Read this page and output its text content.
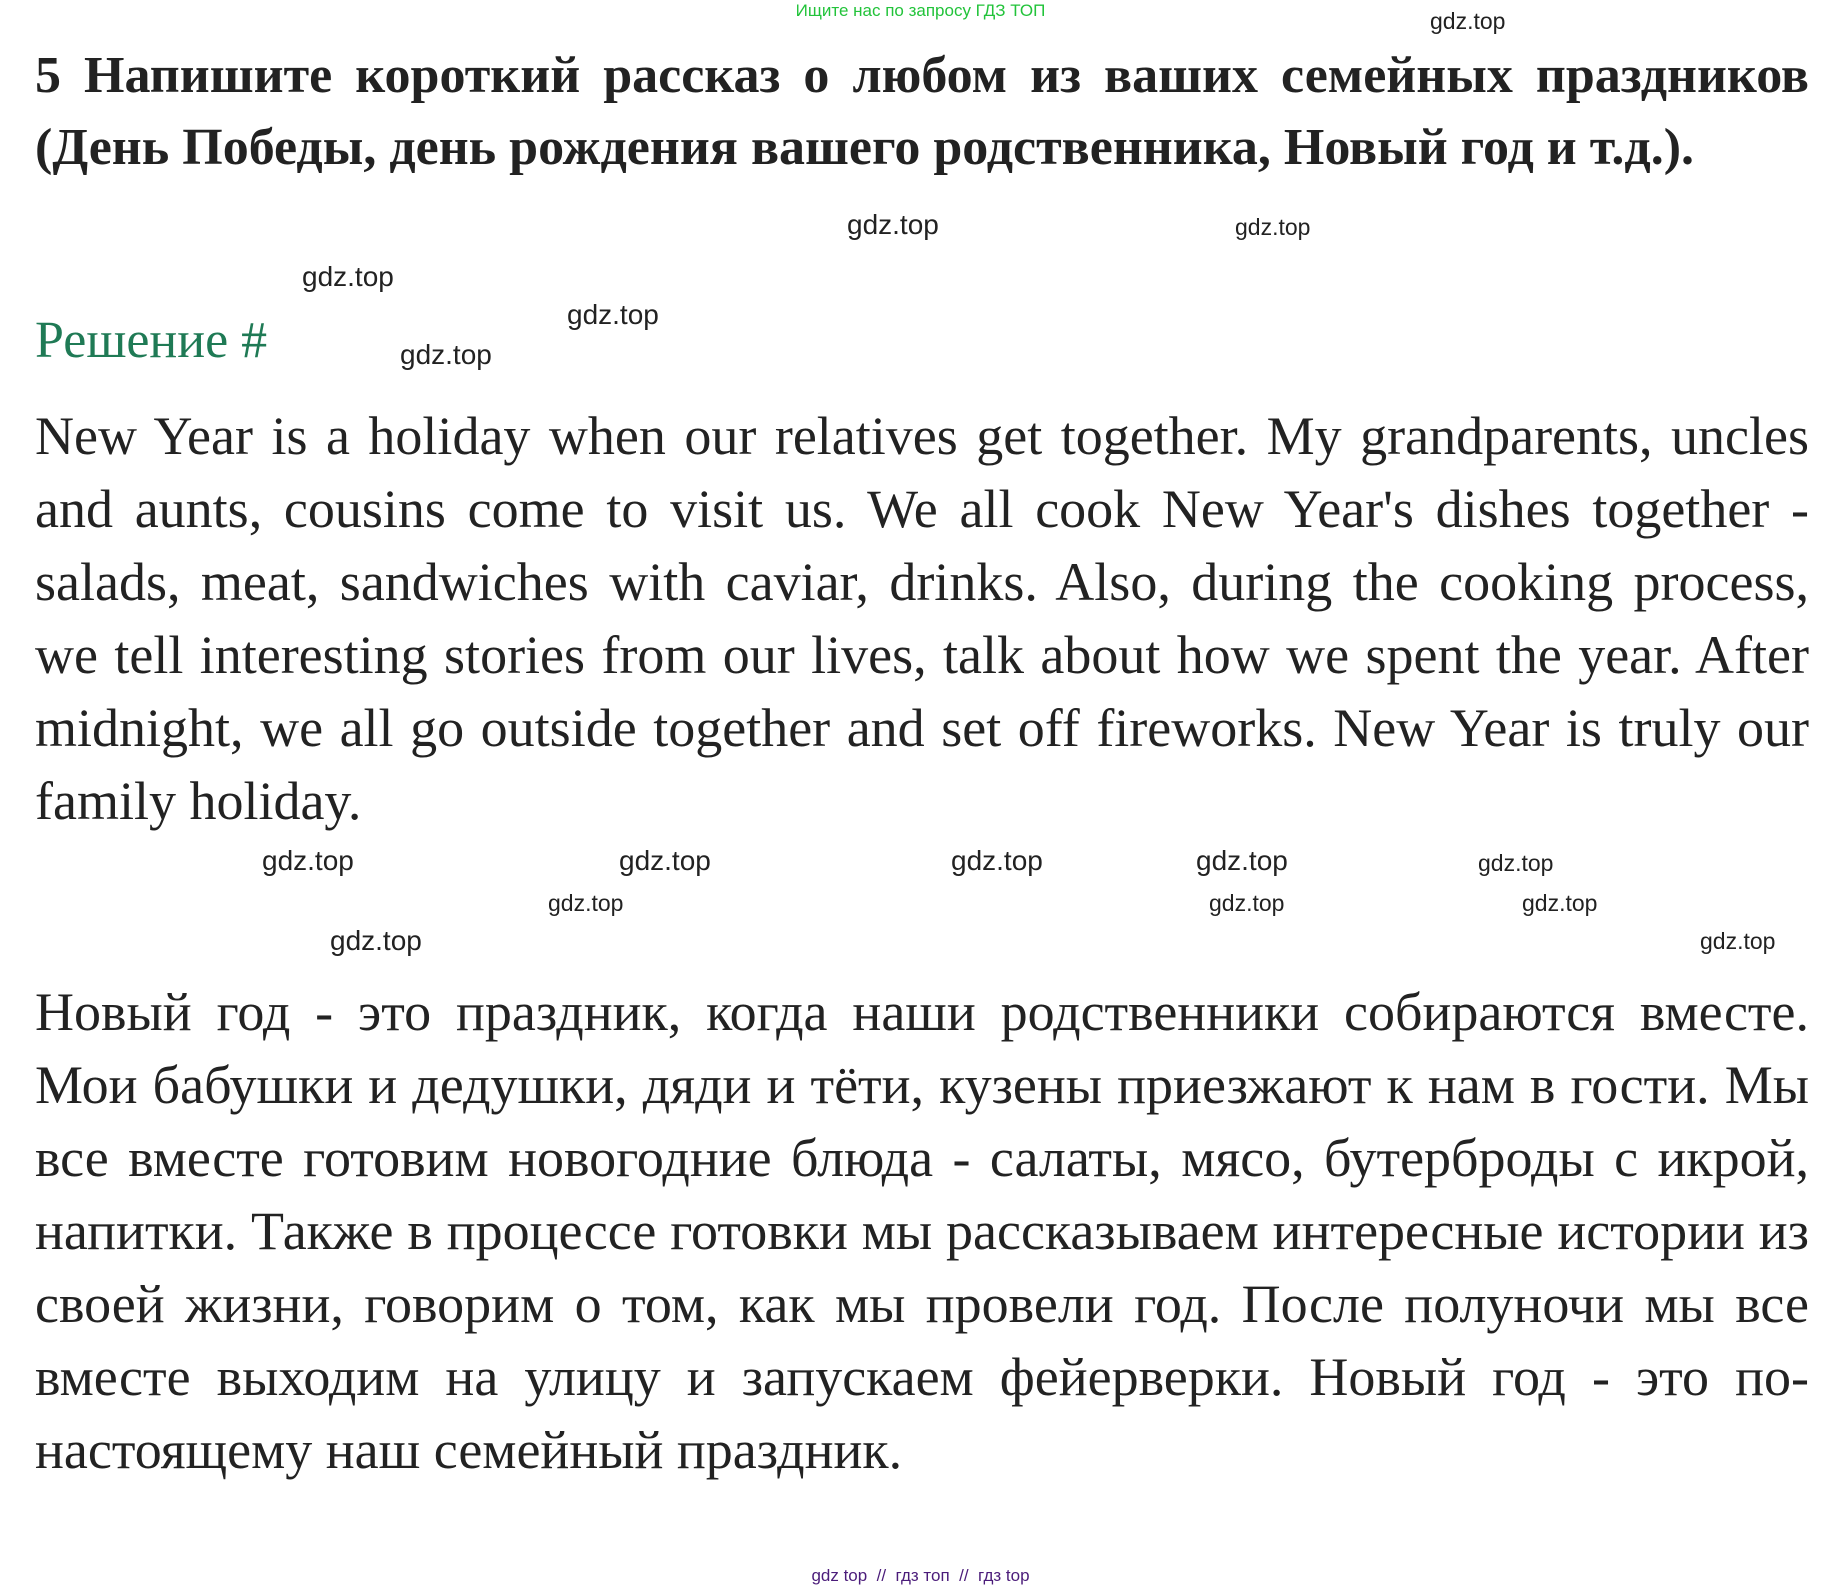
Ищите нас по запросу ГДЗ ТОП
5 Напишите короткий рассказ о любом из ваших семейных праздников (День Победы, день рождения вашего родственника, Новый год и т.д.).
Решение #
New Year is a holiday when our relatives get together. My grandparents, uncles and aunts, cousins come to visit us. We all cook New Year's dishes together - salads, meat, sandwiches with caviar, drinks. Also, during the cooking process, we tell interesting stories from our lives, talk about how we spent the year. After midnight, we all go outside together and set off fireworks. New Year is truly our family holiday.
Новый год - это праздник, когда наши родственники собираются вместе. Мои бабушки и дедушки, дяди и тёти, кузены приезжают к нам в гости. Мы все вместе готовим новогодние блюда - салаты, мясо, бутерброды с икрой, напитки. Также в процессе готовки мы рассказываем интересные истории из своей жизни, говорим о том, как мы провели год. После полуночи мы все вместе выходим на улицу и запускаем фейерверки. Новый год - это по-настоящему наш семейный праздник.
gdz.top
gdz.top
gdz.top
gdz.top
gdz.top
gdz.top
gdz.top
gdz.top
gdz.top
gdz.top
gdz.top
gdz.top
gdz.top	gdz.top
gdz.top
gdz.top
gdz top  //  гдз топ  //  гдз top
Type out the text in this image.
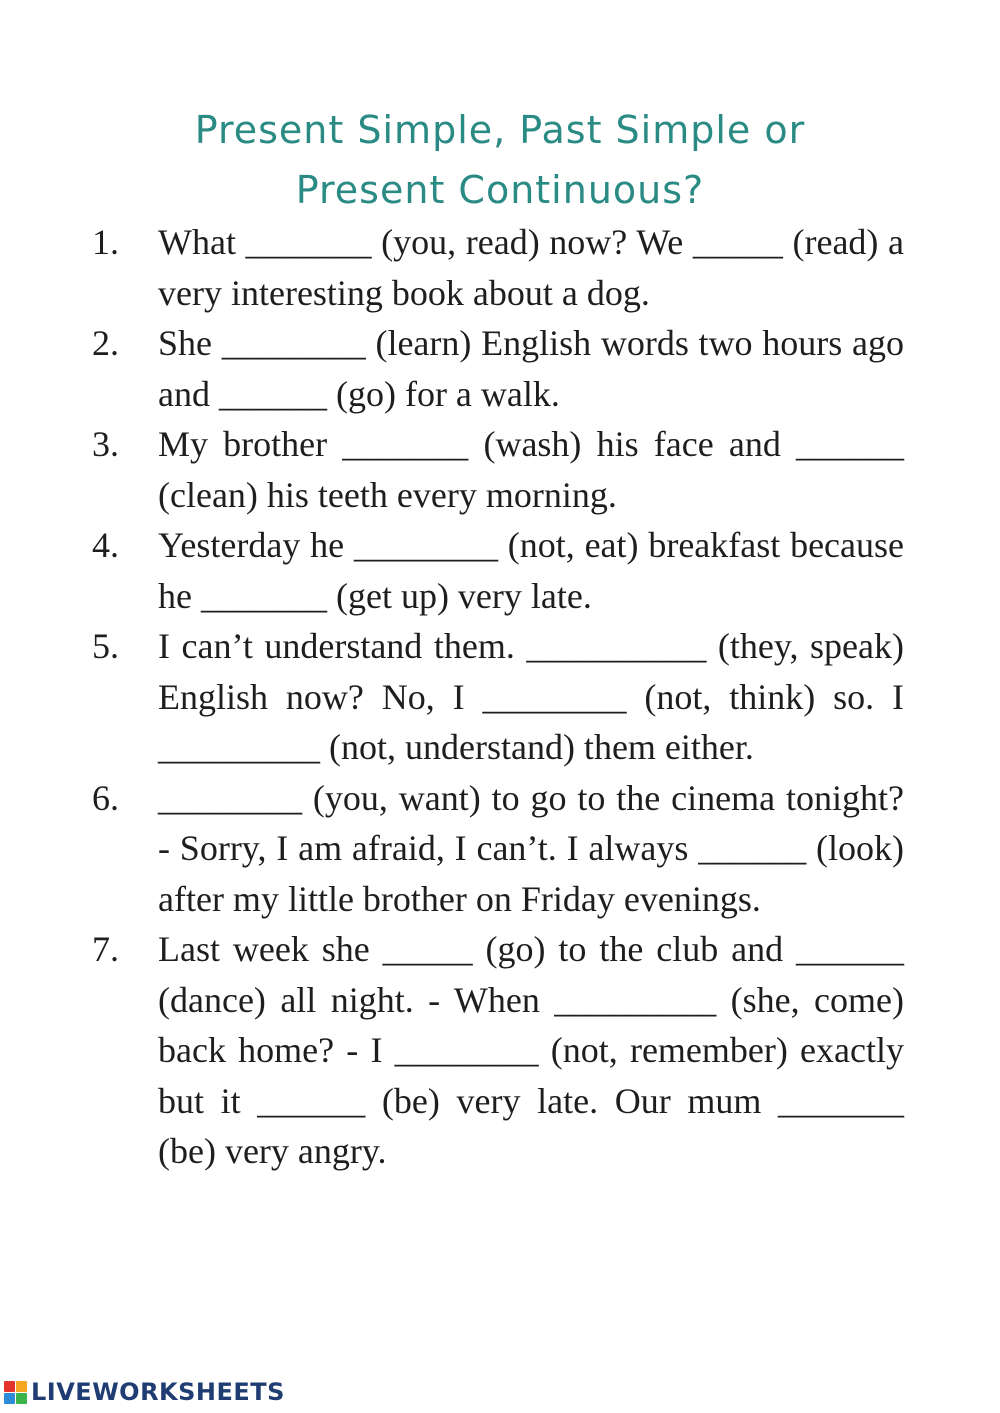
Present Simple, Past Simple or
Present Continuous?
1. What _______ (you, read) now? We _____ (read) a very interesting book about a dog.
2. She ________ (learn) English words two hours ago and ______ (go) for a walk.
3. My brother _______ (wash) his face and ______ (clean) his teeth every morning.
4. Yesterday he ________ (not, eat) breakfast because he _______ (get up) very late.
5. I can’t understand them. __________ (they, speak) English now? No, I ________ (not, think) so. I _________ (not, understand) them either.
6. ________ (you, want) to go to the cinema tonight? - Sorry, I am afraid, I can’t. I always ______ (look) after my little brother on Friday evenings.
7. Last week she _____ (go) to the club and ______ (dance) all night. - When _________ (she, come) back home? - I ________ (not, remember) exactly but it ______ (be) very late. Our mum _______ (be) very angry.
LIVEWORKSHEETS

+ + + + + + +

Work instructions: Which lines of the data above contain "Present"? Copy each one.

Task response:
Present Simple, Past Simple or
Present Continuous?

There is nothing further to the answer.